*Records:*
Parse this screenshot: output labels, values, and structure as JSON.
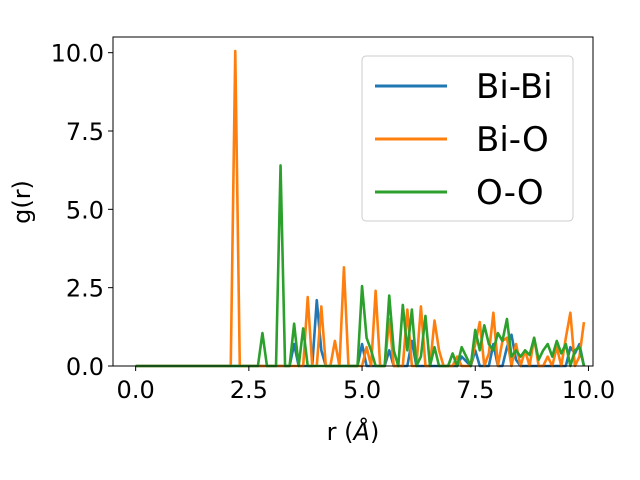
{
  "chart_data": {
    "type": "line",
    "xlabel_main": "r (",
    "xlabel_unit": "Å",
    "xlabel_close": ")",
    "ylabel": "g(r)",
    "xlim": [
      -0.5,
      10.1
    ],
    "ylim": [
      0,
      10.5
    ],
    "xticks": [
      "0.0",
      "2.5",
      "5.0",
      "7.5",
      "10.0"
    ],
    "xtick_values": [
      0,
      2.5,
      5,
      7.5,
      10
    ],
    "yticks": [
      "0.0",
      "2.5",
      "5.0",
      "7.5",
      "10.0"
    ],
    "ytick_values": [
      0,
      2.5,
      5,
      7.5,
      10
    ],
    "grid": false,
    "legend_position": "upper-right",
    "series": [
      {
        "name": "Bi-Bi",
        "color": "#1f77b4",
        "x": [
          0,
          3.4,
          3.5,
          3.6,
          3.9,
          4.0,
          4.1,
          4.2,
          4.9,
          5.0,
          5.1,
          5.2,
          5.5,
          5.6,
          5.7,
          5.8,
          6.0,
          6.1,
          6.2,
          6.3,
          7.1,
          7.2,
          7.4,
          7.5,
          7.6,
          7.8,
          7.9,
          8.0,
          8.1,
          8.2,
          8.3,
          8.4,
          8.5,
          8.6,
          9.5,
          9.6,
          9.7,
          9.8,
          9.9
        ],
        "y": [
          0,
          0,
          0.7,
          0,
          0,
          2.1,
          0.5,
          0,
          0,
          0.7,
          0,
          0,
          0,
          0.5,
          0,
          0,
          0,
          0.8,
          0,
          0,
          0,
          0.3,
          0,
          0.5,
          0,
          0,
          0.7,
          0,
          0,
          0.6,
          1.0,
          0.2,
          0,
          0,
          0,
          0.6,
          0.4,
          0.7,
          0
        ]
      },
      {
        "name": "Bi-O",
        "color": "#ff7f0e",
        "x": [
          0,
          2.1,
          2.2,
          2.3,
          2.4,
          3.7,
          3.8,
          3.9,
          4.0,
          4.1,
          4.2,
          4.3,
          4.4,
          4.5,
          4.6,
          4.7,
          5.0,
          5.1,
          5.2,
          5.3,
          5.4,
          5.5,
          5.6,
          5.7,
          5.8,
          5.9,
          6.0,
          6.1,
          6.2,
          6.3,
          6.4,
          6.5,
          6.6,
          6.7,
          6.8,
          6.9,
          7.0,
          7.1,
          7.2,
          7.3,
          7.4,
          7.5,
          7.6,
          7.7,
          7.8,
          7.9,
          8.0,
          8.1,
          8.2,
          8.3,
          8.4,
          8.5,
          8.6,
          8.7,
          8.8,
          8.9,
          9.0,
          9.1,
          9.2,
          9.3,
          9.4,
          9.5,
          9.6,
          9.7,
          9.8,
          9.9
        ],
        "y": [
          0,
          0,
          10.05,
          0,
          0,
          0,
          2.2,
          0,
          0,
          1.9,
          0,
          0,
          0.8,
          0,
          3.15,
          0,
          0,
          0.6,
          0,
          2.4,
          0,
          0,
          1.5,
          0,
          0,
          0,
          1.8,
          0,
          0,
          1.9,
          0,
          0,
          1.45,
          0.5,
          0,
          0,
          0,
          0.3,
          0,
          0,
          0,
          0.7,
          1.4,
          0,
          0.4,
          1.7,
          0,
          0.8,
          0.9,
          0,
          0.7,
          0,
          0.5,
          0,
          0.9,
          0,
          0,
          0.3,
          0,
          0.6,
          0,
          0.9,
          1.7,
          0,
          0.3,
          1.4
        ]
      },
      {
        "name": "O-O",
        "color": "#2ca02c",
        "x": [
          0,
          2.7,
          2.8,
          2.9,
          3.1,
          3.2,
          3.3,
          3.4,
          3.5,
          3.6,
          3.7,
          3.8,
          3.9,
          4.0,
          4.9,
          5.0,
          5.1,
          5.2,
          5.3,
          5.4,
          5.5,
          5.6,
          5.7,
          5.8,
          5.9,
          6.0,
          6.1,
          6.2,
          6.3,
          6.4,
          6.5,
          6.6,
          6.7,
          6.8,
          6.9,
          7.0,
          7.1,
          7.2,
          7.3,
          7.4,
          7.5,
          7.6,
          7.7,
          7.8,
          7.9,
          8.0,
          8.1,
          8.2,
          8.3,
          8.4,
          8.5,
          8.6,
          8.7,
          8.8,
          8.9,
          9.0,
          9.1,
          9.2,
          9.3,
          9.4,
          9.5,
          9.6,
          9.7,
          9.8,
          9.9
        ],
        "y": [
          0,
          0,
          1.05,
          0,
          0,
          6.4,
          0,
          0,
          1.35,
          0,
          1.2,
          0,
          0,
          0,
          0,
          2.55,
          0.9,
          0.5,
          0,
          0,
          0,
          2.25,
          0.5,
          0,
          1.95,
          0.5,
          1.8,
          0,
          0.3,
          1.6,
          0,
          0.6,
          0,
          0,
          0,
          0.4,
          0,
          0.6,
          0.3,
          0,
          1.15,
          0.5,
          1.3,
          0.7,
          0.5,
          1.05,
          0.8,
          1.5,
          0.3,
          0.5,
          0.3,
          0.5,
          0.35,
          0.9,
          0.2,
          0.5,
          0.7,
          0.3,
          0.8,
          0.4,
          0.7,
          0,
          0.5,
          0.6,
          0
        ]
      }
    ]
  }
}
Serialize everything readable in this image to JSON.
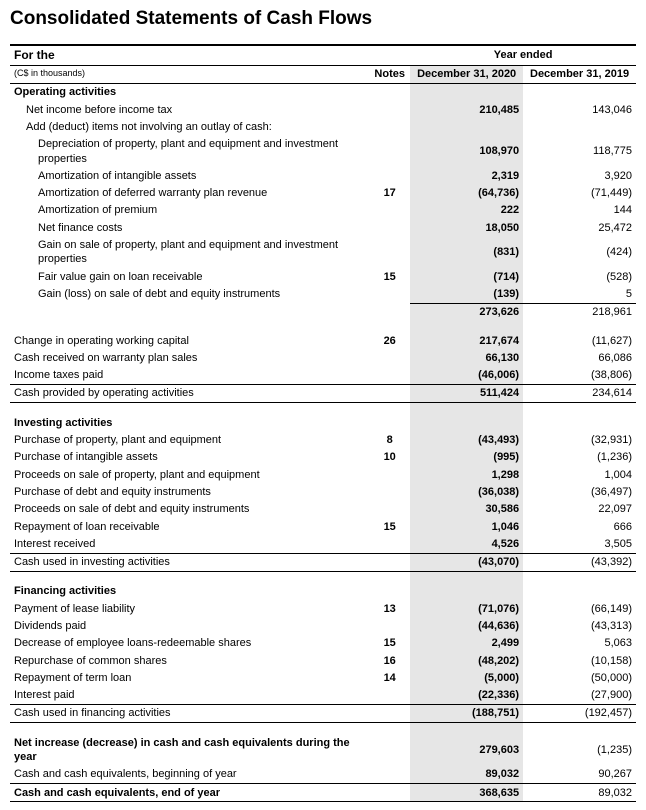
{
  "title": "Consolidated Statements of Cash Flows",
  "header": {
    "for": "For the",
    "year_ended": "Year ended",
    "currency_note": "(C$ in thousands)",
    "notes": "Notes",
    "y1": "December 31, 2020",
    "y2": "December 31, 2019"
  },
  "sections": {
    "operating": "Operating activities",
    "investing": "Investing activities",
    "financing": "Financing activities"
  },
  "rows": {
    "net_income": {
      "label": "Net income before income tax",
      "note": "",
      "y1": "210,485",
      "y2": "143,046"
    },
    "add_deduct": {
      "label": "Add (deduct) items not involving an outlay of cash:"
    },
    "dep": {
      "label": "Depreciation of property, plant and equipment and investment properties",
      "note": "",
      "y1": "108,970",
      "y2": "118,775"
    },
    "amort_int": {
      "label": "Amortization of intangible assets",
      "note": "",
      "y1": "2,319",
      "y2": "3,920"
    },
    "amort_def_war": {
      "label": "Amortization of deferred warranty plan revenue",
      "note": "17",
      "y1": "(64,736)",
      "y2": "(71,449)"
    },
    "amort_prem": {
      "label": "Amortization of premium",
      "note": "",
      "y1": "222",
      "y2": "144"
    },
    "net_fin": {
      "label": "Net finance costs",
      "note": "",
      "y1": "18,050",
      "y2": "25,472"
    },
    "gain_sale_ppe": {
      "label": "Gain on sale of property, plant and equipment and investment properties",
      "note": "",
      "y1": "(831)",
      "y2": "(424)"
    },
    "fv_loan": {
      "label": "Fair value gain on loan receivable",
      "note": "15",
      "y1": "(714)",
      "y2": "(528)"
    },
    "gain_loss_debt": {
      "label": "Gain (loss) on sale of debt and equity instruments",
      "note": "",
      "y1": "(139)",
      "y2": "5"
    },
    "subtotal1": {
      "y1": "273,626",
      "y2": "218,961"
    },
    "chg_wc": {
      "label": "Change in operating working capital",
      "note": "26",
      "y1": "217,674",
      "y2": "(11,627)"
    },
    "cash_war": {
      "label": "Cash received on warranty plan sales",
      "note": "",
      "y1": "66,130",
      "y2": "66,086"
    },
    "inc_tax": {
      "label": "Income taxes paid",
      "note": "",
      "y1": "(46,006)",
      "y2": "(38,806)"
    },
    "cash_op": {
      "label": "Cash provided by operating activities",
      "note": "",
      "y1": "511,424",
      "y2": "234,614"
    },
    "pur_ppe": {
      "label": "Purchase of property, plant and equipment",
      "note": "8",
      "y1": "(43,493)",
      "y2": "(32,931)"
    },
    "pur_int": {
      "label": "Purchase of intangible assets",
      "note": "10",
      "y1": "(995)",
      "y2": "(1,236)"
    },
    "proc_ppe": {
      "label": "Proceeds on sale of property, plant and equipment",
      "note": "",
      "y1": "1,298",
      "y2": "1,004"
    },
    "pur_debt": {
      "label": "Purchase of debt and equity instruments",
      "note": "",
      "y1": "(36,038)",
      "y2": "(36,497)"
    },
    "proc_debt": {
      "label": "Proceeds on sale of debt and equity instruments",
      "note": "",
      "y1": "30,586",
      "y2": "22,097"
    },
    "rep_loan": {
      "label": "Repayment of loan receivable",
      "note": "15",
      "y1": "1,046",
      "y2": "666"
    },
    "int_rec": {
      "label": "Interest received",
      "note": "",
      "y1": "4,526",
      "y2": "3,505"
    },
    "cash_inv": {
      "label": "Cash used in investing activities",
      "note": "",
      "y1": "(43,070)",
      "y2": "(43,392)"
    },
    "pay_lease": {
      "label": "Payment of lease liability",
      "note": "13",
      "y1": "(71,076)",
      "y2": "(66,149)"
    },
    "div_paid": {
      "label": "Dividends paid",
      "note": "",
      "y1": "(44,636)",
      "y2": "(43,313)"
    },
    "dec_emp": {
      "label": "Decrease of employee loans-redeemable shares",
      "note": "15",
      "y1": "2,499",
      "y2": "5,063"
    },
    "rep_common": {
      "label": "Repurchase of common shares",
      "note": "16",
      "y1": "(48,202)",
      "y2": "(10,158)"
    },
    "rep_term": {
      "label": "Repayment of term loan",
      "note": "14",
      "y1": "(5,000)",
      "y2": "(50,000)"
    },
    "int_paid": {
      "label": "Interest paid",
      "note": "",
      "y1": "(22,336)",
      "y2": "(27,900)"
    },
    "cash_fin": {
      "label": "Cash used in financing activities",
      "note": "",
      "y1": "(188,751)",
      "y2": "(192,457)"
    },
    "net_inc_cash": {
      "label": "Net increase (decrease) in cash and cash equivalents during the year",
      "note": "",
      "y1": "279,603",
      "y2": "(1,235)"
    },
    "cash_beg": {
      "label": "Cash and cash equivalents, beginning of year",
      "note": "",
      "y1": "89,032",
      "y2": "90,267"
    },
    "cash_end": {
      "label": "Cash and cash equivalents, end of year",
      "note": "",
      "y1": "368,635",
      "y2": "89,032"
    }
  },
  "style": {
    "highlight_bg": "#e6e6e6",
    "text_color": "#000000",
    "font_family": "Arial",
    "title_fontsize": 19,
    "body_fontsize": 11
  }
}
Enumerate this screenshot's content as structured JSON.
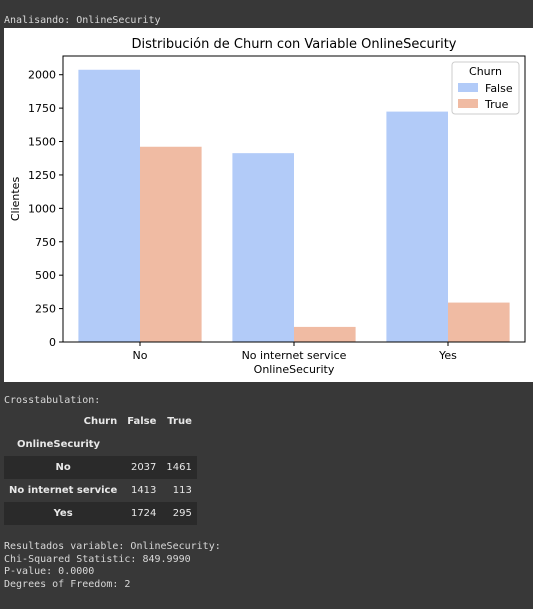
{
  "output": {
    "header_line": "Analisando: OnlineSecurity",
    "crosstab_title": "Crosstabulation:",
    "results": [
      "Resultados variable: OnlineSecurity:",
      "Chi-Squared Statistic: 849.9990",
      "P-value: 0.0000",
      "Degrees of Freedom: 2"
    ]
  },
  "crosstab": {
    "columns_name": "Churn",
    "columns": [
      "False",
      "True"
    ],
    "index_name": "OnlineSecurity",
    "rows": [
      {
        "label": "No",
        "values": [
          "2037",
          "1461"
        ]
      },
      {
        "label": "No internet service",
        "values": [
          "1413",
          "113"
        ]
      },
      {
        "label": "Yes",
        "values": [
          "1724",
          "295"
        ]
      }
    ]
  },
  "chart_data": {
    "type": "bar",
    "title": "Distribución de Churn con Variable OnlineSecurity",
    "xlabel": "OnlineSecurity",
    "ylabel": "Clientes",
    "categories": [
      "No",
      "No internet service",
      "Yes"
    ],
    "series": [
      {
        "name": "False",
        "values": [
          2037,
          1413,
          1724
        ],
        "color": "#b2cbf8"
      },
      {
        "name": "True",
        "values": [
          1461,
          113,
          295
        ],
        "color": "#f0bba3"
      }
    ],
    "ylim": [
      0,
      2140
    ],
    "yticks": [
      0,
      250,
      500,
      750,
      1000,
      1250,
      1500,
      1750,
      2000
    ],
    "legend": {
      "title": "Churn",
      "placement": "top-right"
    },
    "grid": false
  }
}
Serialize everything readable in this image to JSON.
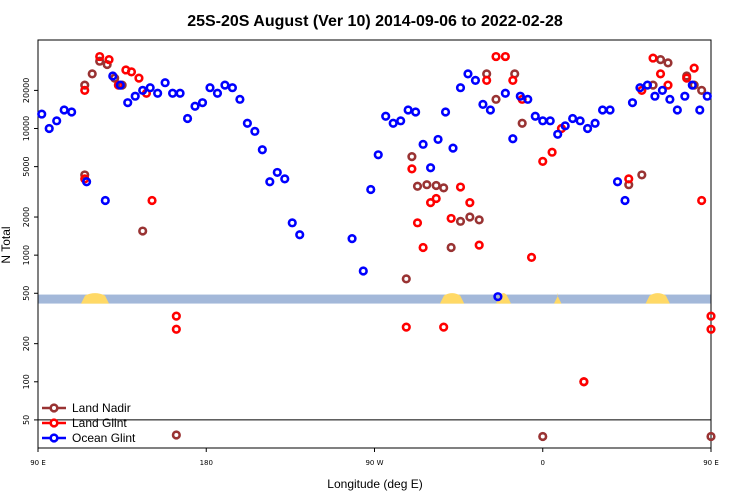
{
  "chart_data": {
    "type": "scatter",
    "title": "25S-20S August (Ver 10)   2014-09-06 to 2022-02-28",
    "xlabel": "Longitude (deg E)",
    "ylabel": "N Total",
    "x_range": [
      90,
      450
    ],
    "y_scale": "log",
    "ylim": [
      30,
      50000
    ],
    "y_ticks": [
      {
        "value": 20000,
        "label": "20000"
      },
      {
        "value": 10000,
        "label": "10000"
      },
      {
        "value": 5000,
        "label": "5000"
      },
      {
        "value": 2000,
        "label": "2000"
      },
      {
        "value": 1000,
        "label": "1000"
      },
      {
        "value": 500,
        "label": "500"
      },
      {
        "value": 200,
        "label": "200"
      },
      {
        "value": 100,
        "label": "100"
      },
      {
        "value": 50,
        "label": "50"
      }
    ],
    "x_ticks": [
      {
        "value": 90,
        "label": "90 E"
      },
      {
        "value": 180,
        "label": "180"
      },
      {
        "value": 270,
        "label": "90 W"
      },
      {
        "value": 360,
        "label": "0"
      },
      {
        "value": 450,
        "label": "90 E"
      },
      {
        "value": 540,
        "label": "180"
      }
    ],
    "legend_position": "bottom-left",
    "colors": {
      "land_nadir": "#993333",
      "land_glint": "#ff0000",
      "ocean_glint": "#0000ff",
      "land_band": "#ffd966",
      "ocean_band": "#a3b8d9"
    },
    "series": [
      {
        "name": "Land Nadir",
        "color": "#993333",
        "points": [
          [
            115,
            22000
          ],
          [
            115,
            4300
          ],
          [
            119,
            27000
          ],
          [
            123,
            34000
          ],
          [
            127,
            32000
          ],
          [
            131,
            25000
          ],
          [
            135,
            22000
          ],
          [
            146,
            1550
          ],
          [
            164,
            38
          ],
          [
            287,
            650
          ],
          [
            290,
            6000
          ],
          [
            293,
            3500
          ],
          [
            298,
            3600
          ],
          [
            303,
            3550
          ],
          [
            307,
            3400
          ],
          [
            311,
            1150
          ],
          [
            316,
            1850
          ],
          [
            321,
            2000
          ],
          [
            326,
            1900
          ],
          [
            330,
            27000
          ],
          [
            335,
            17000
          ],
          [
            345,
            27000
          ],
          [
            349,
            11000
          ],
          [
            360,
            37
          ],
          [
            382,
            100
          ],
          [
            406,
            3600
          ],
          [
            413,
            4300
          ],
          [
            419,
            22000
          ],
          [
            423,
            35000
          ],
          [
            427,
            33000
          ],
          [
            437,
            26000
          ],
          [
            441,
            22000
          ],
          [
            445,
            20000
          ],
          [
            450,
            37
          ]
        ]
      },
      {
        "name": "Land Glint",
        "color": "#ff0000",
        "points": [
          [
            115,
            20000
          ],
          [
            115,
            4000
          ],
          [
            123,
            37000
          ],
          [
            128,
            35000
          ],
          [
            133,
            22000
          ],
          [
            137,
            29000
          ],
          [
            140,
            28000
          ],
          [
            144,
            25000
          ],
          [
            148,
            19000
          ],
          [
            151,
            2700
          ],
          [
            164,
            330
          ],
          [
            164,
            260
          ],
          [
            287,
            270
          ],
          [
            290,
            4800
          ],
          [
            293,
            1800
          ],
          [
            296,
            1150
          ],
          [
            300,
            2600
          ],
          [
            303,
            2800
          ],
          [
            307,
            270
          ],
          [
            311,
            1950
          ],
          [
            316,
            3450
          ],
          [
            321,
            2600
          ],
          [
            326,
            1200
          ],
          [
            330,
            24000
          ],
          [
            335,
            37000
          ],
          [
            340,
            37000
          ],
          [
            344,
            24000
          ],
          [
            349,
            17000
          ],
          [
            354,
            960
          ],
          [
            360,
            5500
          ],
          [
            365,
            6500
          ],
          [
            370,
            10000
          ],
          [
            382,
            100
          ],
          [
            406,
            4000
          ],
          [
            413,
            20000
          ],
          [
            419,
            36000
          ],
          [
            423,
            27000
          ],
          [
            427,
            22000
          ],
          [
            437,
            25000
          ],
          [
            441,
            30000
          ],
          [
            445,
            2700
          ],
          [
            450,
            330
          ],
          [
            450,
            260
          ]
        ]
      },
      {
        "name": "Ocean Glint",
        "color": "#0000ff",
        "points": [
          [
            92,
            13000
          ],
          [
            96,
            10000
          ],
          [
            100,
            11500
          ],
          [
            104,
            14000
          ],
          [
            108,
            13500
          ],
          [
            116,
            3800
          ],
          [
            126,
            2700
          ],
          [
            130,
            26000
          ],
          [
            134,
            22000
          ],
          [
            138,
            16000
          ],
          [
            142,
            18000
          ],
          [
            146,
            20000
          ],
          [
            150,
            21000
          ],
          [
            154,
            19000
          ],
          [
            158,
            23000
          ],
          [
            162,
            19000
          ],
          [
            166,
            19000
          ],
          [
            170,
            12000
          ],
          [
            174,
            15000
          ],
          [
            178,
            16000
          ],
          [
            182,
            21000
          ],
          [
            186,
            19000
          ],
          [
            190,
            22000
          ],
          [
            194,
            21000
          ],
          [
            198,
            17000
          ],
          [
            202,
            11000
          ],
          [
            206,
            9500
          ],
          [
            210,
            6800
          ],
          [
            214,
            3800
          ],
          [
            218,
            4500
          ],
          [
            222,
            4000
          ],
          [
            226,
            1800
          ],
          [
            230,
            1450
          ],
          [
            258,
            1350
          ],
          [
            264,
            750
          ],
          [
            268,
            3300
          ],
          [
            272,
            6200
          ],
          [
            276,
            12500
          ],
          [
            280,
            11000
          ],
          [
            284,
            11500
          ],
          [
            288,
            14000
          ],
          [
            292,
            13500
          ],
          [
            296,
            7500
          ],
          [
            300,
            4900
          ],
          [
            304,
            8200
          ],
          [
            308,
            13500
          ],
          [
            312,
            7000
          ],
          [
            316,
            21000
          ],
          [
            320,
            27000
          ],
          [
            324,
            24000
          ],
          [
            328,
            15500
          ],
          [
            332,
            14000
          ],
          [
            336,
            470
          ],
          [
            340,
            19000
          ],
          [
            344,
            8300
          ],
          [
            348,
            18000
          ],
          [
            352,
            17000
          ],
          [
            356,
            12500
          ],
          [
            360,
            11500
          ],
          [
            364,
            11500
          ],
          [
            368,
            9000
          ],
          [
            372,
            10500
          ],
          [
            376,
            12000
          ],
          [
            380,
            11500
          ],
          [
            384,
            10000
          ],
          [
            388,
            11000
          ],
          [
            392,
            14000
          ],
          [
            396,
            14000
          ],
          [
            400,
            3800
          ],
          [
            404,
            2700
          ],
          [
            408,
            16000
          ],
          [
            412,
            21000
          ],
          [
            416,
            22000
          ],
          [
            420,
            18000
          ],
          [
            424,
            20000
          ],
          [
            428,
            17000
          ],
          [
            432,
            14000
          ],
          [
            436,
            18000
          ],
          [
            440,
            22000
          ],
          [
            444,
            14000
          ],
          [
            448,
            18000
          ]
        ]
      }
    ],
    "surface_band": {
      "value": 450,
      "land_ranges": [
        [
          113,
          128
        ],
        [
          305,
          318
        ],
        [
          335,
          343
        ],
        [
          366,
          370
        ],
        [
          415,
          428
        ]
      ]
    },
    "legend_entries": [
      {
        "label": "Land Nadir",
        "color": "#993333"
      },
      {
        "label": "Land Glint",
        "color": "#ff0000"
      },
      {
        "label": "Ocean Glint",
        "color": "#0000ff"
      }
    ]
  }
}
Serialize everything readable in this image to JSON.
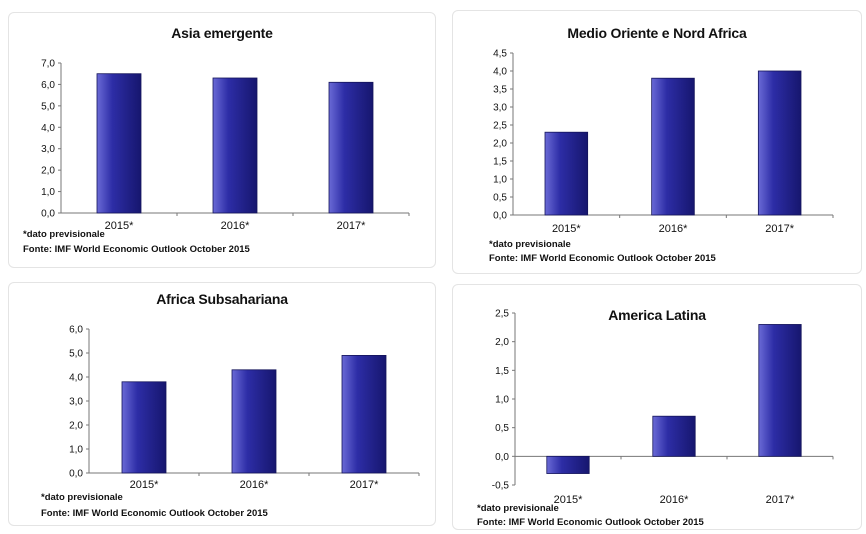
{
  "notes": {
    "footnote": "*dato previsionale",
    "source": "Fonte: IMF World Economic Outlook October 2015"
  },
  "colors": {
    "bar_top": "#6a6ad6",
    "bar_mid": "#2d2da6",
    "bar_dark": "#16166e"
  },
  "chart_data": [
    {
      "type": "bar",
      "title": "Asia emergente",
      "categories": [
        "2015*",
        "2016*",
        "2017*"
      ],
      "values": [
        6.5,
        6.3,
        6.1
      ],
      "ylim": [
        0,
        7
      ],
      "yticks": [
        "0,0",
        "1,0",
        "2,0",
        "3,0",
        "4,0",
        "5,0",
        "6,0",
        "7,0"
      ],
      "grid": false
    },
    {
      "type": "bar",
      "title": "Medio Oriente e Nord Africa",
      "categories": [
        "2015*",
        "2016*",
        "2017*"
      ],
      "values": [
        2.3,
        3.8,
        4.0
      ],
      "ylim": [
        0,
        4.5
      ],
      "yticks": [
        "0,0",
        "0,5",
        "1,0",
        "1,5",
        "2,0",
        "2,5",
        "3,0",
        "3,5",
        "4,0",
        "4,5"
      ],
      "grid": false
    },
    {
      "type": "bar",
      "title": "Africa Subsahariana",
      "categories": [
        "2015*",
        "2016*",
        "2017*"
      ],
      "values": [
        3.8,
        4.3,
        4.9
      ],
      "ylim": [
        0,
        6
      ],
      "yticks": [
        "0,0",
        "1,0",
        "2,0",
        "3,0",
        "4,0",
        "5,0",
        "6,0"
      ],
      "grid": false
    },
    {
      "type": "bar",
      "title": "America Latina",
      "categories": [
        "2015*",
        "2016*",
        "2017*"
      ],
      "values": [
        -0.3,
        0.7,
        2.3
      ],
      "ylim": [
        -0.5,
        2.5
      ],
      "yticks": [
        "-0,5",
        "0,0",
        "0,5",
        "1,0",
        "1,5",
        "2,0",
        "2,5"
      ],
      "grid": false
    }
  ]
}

*What is expected:* Establish how many lines of the records contain the string "internet" and state that number without elaboration.

*Written solution:* 2